— What the exercise asks —
Repeat the full listing, word for word.

Records contained in a dataset:
++++++
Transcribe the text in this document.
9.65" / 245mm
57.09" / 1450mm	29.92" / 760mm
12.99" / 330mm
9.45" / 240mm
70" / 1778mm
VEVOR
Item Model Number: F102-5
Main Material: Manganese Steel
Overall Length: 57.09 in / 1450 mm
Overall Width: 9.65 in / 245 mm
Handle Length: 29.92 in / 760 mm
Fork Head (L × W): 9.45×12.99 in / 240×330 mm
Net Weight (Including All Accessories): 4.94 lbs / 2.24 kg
++++++
— Complete answer —
Transcribe the text in this document.
9.65" / 245mm
57.09" / 1450mm	29.92" / 760mm
12.99" / 330mm
9.45" / 240mm
70" / 1778mm
VEVOR
Item Model Number: F102-5
Main Material: Manganese Steel
Overall Length: 57.09 in / 1450 mm
Overall Width: 9.65 in / 245 mm
Handle Length: 29.92 in / 760 mm
Fork Head (L × W): 9.45×12.99 in / 240×330 mm
Net Weight (Including All Accessories): 4.94 lbs / 2.24 kg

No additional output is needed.